____ DATA SUPPLIED
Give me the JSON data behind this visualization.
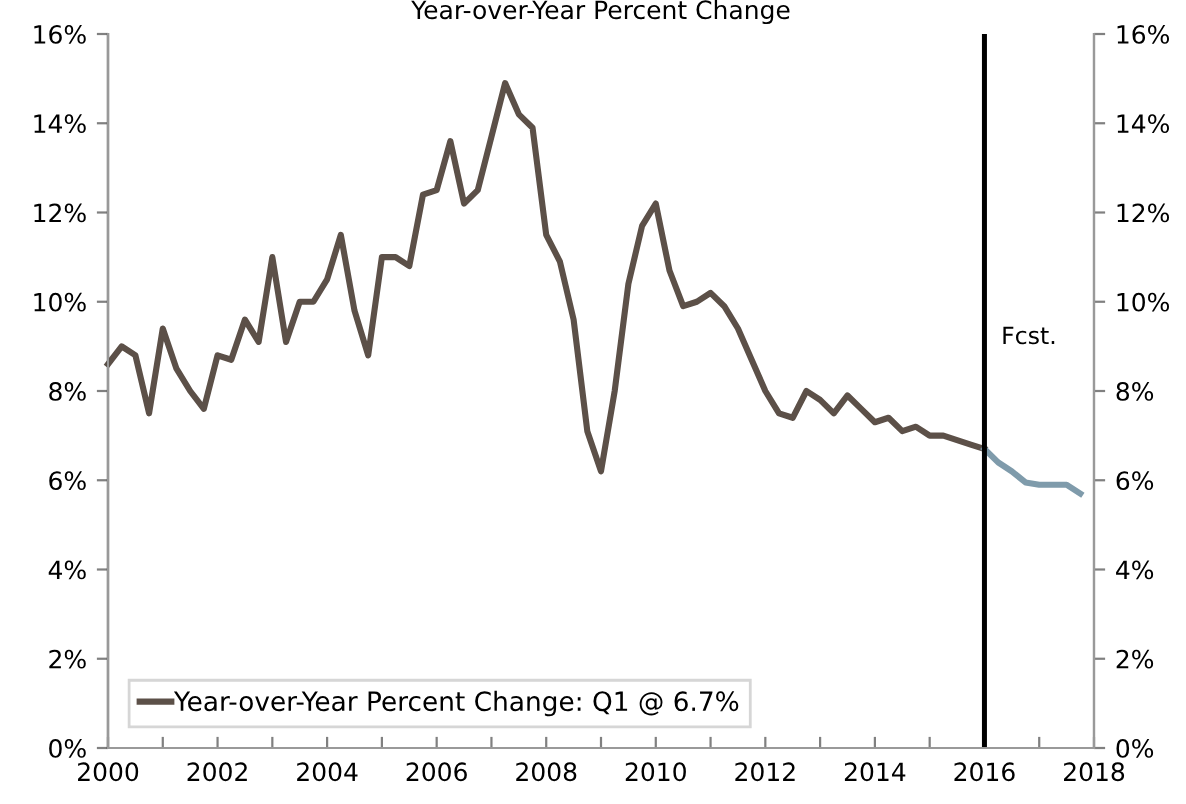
{
  "chart_data": {
    "type": "line",
    "title": "Year-over-Year Percent Change",
    "xlim": [
      2000,
      2018
    ],
    "xticks": [
      2000,
      {
        "value": 2001,
        "label": null
      },
      2002,
      {
        "value": 2003,
        "label": null
      },
      2004,
      {
        "value": 2005,
        "label": null
      },
      2006,
      {
        "value": 2007,
        "label": null
      },
      2008,
      {
        "value": 2009,
        "label": null
      },
      2010,
      {
        "value": 2011,
        "label": null
      },
      2012,
      {
        "value": 2013,
        "label": null
      },
      2014,
      {
        "value": 2015,
        "label": null
      },
      2016,
      {
        "value": 2017,
        "label": null
      },
      2018
    ],
    "ylim": [
      0,
      16
    ],
    "yticks": [
      {
        "value": 0,
        "label": "0%"
      },
      {
        "value": 2,
        "label": "2%"
      },
      {
        "value": 4,
        "label": "4%"
      },
      {
        "value": 6,
        "label": "6%"
      },
      {
        "value": 8,
        "label": "8%"
      },
      {
        "value": 10,
        "label": "10%"
      },
      {
        "value": 12,
        "label": "12%"
      },
      {
        "value": 14,
        "label": "14%"
      },
      {
        "value": 16,
        "label": "16%"
      }
    ],
    "y2lim": [
      0,
      16
    ],
    "y2ticks": [
      {
        "value": 0,
        "label": "0%"
      },
      {
        "value": 2,
        "label": "2%"
      },
      {
        "value": 4,
        "label": "4%"
      },
      {
        "value": 6,
        "label": "6%"
      },
      {
        "value": 8,
        "label": "8%"
      },
      {
        "value": 10,
        "label": "10%"
      },
      {
        "value": 12,
        "label": "12%"
      },
      {
        "value": 14,
        "label": "14%"
      },
      {
        "value": 16,
        "label": "16%"
      }
    ],
    "grid": false,
    "legend": "bottom left",
    "marker": "none",
    "line_style": "solid",
    "series": [
      {
        "name": "Year-over-Year Percent Change: Q1 @ 6.7%",
        "color": "#5c5048",
        "x": [
          2000,
          2000.25,
          2000.5,
          2000.75,
          2001,
          2001.25,
          2001.5,
          2001.75,
          2002,
          2002.25,
          2002.5,
          2002.75,
          2003,
          2003.25,
          2003.5,
          2003.75,
          2004,
          2004.25,
          2004.5,
          2004.75,
          2005,
          2005.25,
          2005.5,
          2005.75,
          2006,
          2006.25,
          2006.5,
          2006.75,
          2007,
          2007.25,
          2007.5,
          2007.75,
          2008,
          2008.25,
          2008.5,
          2008.75,
          2009,
          2009.25,
          2009.5,
          2009.75,
          2010,
          2010.25,
          2010.5,
          2010.75,
          2011,
          2011.25,
          2011.5,
          2011.75,
          2012,
          2012.25,
          2012.5,
          2012.75,
          2013,
          2013.25,
          2013.5,
          2013.75,
          2014,
          2014.25,
          2014.5,
          2014.75,
          2015,
          2015.25,
          2015.5,
          2015.75,
          2016
        ],
        "values": [
          8.6,
          9.0,
          8.8,
          7.5,
          9.4,
          8.5,
          8.0,
          7.6,
          8.8,
          8.7,
          9.6,
          9.1,
          11.0,
          9.1,
          10.0,
          10.0,
          10.5,
          11.5,
          9.8,
          8.8,
          11.0,
          11.0,
          10.8,
          12.4,
          12.5,
          13.6,
          12.2,
          12.5,
          13.7,
          14.9,
          14.2,
          13.9,
          11.5,
          10.9,
          9.6,
          7.1,
          6.2,
          8.0,
          10.4,
          11.7,
          12.2,
          10.7,
          9.9,
          10.0,
          10.2,
          9.9,
          9.4,
          8.7,
          8.0,
          7.5,
          7.4,
          8.0,
          7.8,
          7.5,
          7.9,
          7.6,
          7.3,
          7.4,
          7.1,
          7.2,
          7.0,
          7.0,
          6.9,
          6.8,
          6.7
        ]
      },
      {
        "color": "#7f9bab",
        "x": [
          2016,
          2016.25,
          2016.5,
          2016.75,
          2017,
          2017.25,
          2017.5,
          2017.75
        ],
        "values": [
          6.7,
          6.4,
          6.2,
          5.95,
          5.9,
          5.9,
          5.9,
          5.7
        ]
      }
    ],
    "ref_lines": [
      {
        "axis": "x",
        "value": 2016,
        "label": "Fcst.",
        "color": "#000000"
      }
    ]
  }
}
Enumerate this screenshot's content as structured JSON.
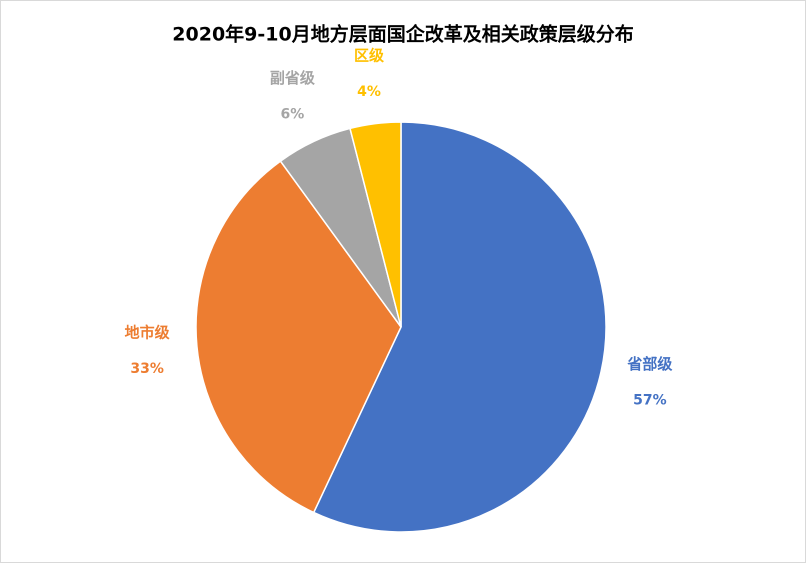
{
  "chart_data": {
    "type": "pie",
    "title": "2020年9-10月地方层面国企改革及相关政策层级分布",
    "categories": [
      "省部级",
      "地市级",
      "副省级",
      "区级"
    ],
    "values": [
      57,
      33,
      6,
      4
    ],
    "value_labels": [
      "57%",
      "33%",
      "6%",
      "4%"
    ],
    "colors": [
      "#4472c4",
      "#ed7d31",
      "#a5a5a5",
      "#ffc000"
    ]
  }
}
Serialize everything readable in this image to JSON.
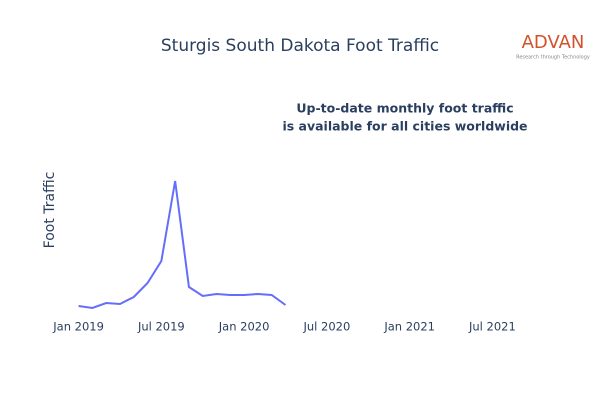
{
  "chart_data": {
    "type": "line",
    "title": "Sturgis South Dakota Foot Traffic",
    "y_label": "Foot Traffic",
    "annotation": [
      "Up-to-date monthly foot traffic",
      "is available for all cities worldwide"
    ],
    "logo": {
      "name": "ADVAN",
      "tagline": "Research through Technology"
    },
    "x": [
      "2019-01",
      "2019-02",
      "2019-03",
      "2019-04",
      "2019-05",
      "2019-06",
      "2019-07",
      "2019-08",
      "2019-09",
      "2019-10",
      "2019-11",
      "2019-12",
      "2020-01",
      "2020-02",
      "2020-03",
      "2020-04"
    ],
    "series": [
      {
        "name": "Foot Traffic",
        "color": "#636efa",
        "values": [
          9,
          7,
          12,
          11,
          18,
          32,
          54,
          134,
          28,
          19,
          21,
          20,
          20,
          21,
          20,
          10
        ]
      }
    ],
    "xlim": [
      "2018-11",
      "2021-09"
    ],
    "xticks": [
      {
        "value": "2019-01",
        "label": "Jan 2019"
      },
      {
        "value": "2019-07",
        "label": "Jul 2019"
      },
      {
        "value": "2020-01",
        "label": "Jan 2020"
      },
      {
        "value": "2020-07",
        "label": "Jul 2020"
      },
      {
        "value": "2021-01",
        "label": "Jan 2021"
      },
      {
        "value": "2021-07",
        "label": "Jul 2021"
      }
    ],
    "ylim": [
      0,
      145
    ]
  }
}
________
**THE PROBLEM**
Exclude the images and reproduce the remaining data exactly.

**THE RESULT**
Give me the JSON data behind this visualization.
{
  "chart_data": {
    "type": "line",
    "title": "Year-over-Year Percent Change",
    "xlim": [
      2000,
      2018
    ],
    "xticks": [
      2000,
      {
        "value": 2001,
        "label": null
      },
      2002,
      {
        "value": 2003,
        "label": null
      },
      2004,
      {
        "value": 2005,
        "label": null
      },
      2006,
      {
        "value": 2007,
        "label": null
      },
      2008,
      {
        "value": 2009,
        "label": null
      },
      2010,
      {
        "value": 2011,
        "label": null
      },
      2012,
      {
        "value": 2013,
        "label": null
      },
      2014,
      {
        "value": 2015,
        "label": null
      },
      2016,
      {
        "value": 2017,
        "label": null
      },
      2018
    ],
    "ylim": [
      0,
      16
    ],
    "yticks": [
      {
        "value": 0,
        "label": "0%"
      },
      {
        "value": 2,
        "label": "2%"
      },
      {
        "value": 4,
        "label": "4%"
      },
      {
        "value": 6,
        "label": "6%"
      },
      {
        "value": 8,
        "label": "8%"
      },
      {
        "value": 10,
        "label": "10%"
      },
      {
        "value": 12,
        "label": "12%"
      },
      {
        "value": 14,
        "label": "14%"
      },
      {
        "value": 16,
        "label": "16%"
      }
    ],
    "y2lim": [
      0,
      16
    ],
    "y2ticks": [
      {
        "value": 0,
        "label": "0%"
      },
      {
        "value": 2,
        "label": "2%"
      },
      {
        "value": 4,
        "label": "4%"
      },
      {
        "value": 6,
        "label": "6%"
      },
      {
        "value": 8,
        "label": "8%"
      },
      {
        "value": 10,
        "label": "10%"
      },
      {
        "value": 12,
        "label": "12%"
      },
      {
        "value": 14,
        "label": "14%"
      },
      {
        "value": 16,
        "label": "16%"
      }
    ],
    "grid": false,
    "legend": "bottom left",
    "marker": "none",
    "line_style": "solid",
    "series": [
      {
        "name": "Year-over-Year Percent Change: Q1 @ 6.7%",
        "color": "#5c5048",
        "x": [
          2000,
          2000.25,
          2000.5,
          2000.75,
          2001,
          2001.25,
          2001.5,
          2001.75,
          2002,
          2002.25,
          2002.5,
          2002.75,
          2003,
          2003.25,
          2003.5,
          2003.75,
          2004,
          2004.25,
          2004.5,
          2004.75,
          2005,
          2005.25,
          2005.5,
          2005.75,
          2006,
          2006.25,
          2006.5,
          2006.75,
          2007,
          2007.25,
          2007.5,
          2007.75,
          2008,
          2008.25,
          2008.5,
          2008.75,
          2009,
          2009.25,
          2009.5,
          2009.75,
          2010,
          2010.25,
          2010.5,
          2010.75,
          2011,
          2011.25,
          2011.5,
          2011.75,
          2012,
          2012.25,
          2012.5,
          2012.75,
          2013,
          2013.25,
          2013.5,
          2013.75,
          2014,
          2014.25,
          2014.5,
          2014.75,
          2015,
          2015.25,
          2015.5,
          2015.75,
          2016
        ],
        "values": [
          8.6,
          9.0,
          8.8,
          7.5,
          9.4,
          8.5,
          8.0,
          7.6,
          8.8,
          8.7,
          9.6,
          9.1,
          11.0,
          9.1,
          10.0,
          10.0,
          10.5,
          11.5,
          9.8,
          8.8,
          11.0,
          11.0,
          10.8,
          12.4,
          12.5,
          13.6,
          12.2,
          12.5,
          13.7,
          14.9,
          14.2,
          13.9,
          11.5,
          10.9,
          9.6,
          7.1,
          6.2,
          8.0,
          10.4,
          11.7,
          12.2,
          10.7,
          9.9,
          10.0,
          10.2,
          9.9,
          9.4,
          8.7,
          8.0,
          7.5,
          7.4,
          8.0,
          7.8,
          7.5,
          7.9,
          7.6,
          7.3,
          7.4,
          7.1,
          7.2,
          7.0,
          7.0,
          6.9,
          6.8,
          6.7
        ]
      },
      {
        "color": "#7f9bab",
        "x": [
          2016,
          2016.25,
          2016.5,
          2016.75,
          2017,
          2017.25,
          2017.5,
          2017.75
        ],
        "values": [
          6.7,
          6.4,
          6.2,
          5.95,
          5.9,
          5.9,
          5.9,
          5.7
        ]
      }
    ],
    "ref_lines": [
      {
        "axis": "x",
        "value": 2016,
        "label": "Fcst.",
        "color": "#000000"
      }
    ]
  }
}
Enumerate this screenshot's content as structured JSON.
{
  "chart_data": {
    "type": "pie",
    "title": "2020年9-10月地方层面国企改革及相关政策层级分布",
    "categories": [
      "省部级",
      "地市级",
      "副省级",
      "区级"
    ],
    "values": [
      57,
      33,
      6,
      4
    ],
    "value_labels": [
      "57%",
      "33%",
      "6%",
      "4%"
    ],
    "colors": [
      "#4472c4",
      "#ed7d31",
      "#a5a5a5",
      "#ffc000"
    ]
  }
}
Serialize everything readable in this image to JSON.
{
  "chart_data": {
    "type": "line",
    "title": "Sturgis South Dakota Foot Traffic",
    "y_label": "Foot Traffic",
    "annotation": [
      "Up-to-date monthly foot traffic",
      "is available for all cities worldwide"
    ],
    "logo": {
      "name": "ADVAN",
      "tagline": "Research through Technology"
    },
    "x": [
      "2019-01",
      "2019-02",
      "2019-03",
      "2019-04",
      "2019-05",
      "2019-06",
      "2019-07",
      "2019-08",
      "2019-09",
      "2019-10",
      "2019-11",
      "2019-12",
      "2020-01",
      "2020-02",
      "2020-03",
      "2020-04"
    ],
    "series": [
      {
        "name": "Foot Traffic",
        "color": "#636efa",
        "values": [
          9,
          7,
          12,
          11,
          18,
          32,
          54,
          134,
          28,
          19,
          21,
          20,
          20,
          21,
          20,
          10
        ]
      }
    ],
    "xlim": [
      "2018-11",
      "2021-09"
    ],
    "xticks": [
      {
        "value": "2019-01",
        "label": "Jan 2019"
      },
      {
        "value": "2019-07",
        "label": "Jul 2019"
      },
      {
        "value": "2020-01",
        "label": "Jan 2020"
      },
      {
        "value": "2020-07",
        "label": "Jul 2020"
      },
      {
        "value": "2021-01",
        "label": "Jan 2021"
      },
      {
        "value": "2021-07",
        "label": "Jul 2021"
      }
    ],
    "ylim": [
      0,
      145
    ]
  }
}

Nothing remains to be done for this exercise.